## Exercise description
Look for the string "Косгрейв" and copy every line that has it.

>> START Given information

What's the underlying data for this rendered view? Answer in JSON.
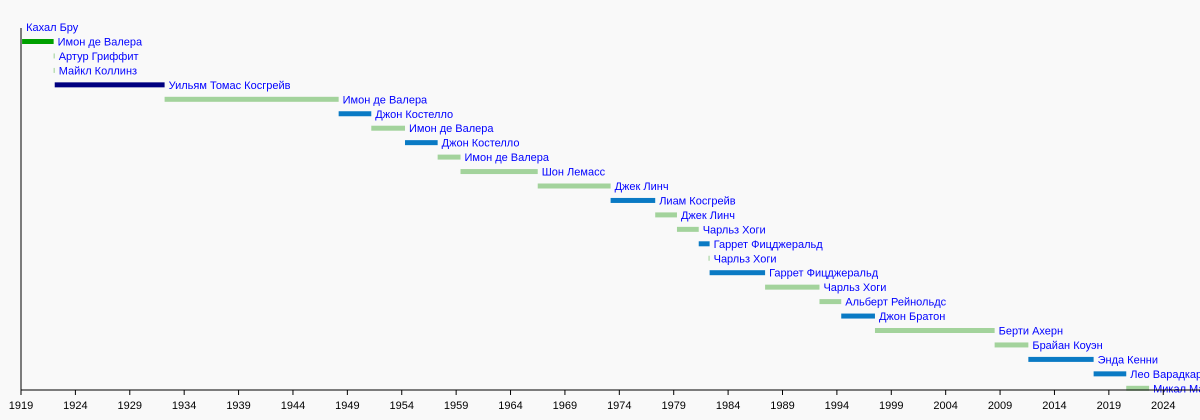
{
  "colors": {
    "background": "#f9f9f9",
    "axis": "#000000",
    "label_text": "#0000ff",
    "dark_blue": "#000080",
    "blue": "#0a7ac4",
    "light_green": "#a3d39c",
    "green": "#00a000"
  },
  "chart_data": {
    "type": "bar",
    "orientation": "timeline",
    "xlim": [
      1919,
      2026
    ],
    "x_ticks": [
      "1919",
      "1924",
      "1929",
      "1934",
      "1939",
      "1944",
      "1949",
      "1954",
      "1959",
      "1964",
      "1969",
      "1974",
      "1979",
      "1984",
      "1989",
      "1994",
      "1999",
      "2004",
      "2009",
      "2014",
      "2019",
      "2024"
    ],
    "grid": false,
    "legend": "none",
    "series": [
      {
        "label": "Кахал Бру",
        "start": 1919.1,
        "end": 1919.1,
        "color": "light_green"
      },
      {
        "label": "Имон де Валера",
        "start": 1919.1,
        "end": 1922.0,
        "color": "green"
      },
      {
        "label": "Артур Гриффит",
        "start": 1922.0,
        "end": 1922.1,
        "color": "light_green"
      },
      {
        "label": "Майкл Коллинз",
        "start": 1922.0,
        "end": 1922.1,
        "color": "light_green"
      },
      {
        "label": "Уильям Томас Косгрейв",
        "start": 1922.1,
        "end": 1932.2,
        "color": "dark_blue"
      },
      {
        "label": "Имон де Валера",
        "start": 1932.2,
        "end": 1948.2,
        "color": "light_green"
      },
      {
        "label": "Джон Костелло",
        "start": 1948.2,
        "end": 1951.2,
        "color": "blue"
      },
      {
        "label": "Имон де Валера",
        "start": 1951.2,
        "end": 1954.3,
        "color": "light_green"
      },
      {
        "label": "Джон Костелло",
        "start": 1954.3,
        "end": 1957.3,
        "color": "blue"
      },
      {
        "label": "Имон де Валера",
        "start": 1957.3,
        "end": 1959.4,
        "color": "light_green"
      },
      {
        "label": "Шон Лемасс",
        "start": 1959.4,
        "end": 1966.5,
        "color": "light_green"
      },
      {
        "label": "Джек Линч",
        "start": 1966.5,
        "end": 1973.2,
        "color": "light_green"
      },
      {
        "label": "Лиам Косгрейв",
        "start": 1973.2,
        "end": 1977.3,
        "color": "blue"
      },
      {
        "label": "Джек Линч",
        "start": 1977.3,
        "end": 1979.3,
        "color": "light_green"
      },
      {
        "label": "Чарльз Хоги",
        "start": 1979.3,
        "end": 1981.3,
        "color": "light_green"
      },
      {
        "label": "Гаррет Фицджеральд",
        "start": 1981.3,
        "end": 1982.3,
        "color": "blue"
      },
      {
        "label": "Чарльз Хоги",
        "start": 1982.2,
        "end": 1982.3,
        "color": "light_green"
      },
      {
        "label": "Гаррет Фицджеральд",
        "start": 1982.3,
        "end": 1987.4,
        "color": "blue"
      },
      {
        "label": "Чарльз Хоги",
        "start": 1987.4,
        "end": 1992.4,
        "color": "light_green"
      },
      {
        "label": "Альберт Рейнольдс",
        "start": 1992.4,
        "end": 1994.4,
        "color": "light_green"
      },
      {
        "label": "Джон Братон",
        "start": 1994.4,
        "end": 1997.5,
        "color": "blue"
      },
      {
        "label": "Берти  Ахерн",
        "start": 1997.5,
        "end": 2008.5,
        "color": "light_green"
      },
      {
        "label": "Брайан Коуэн",
        "start": 2008.5,
        "end": 2011.6,
        "color": "light_green"
      },
      {
        "label": "Энда Кенни",
        "start": 2011.6,
        "end": 2017.6,
        "color": "blue"
      },
      {
        "label": "Лео Варадкар",
        "start": 2017.6,
        "end": 2020.6,
        "color": "blue"
      },
      {
        "label": "Микал Мартин",
        "start": 2020.6,
        "end": 2022.7,
        "color": "light_green"
      }
    ]
  }
}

>> END Given information

## Response
        "label": "Уильям Томас Косгрейв",
        "label": "Лиам Косгрейв",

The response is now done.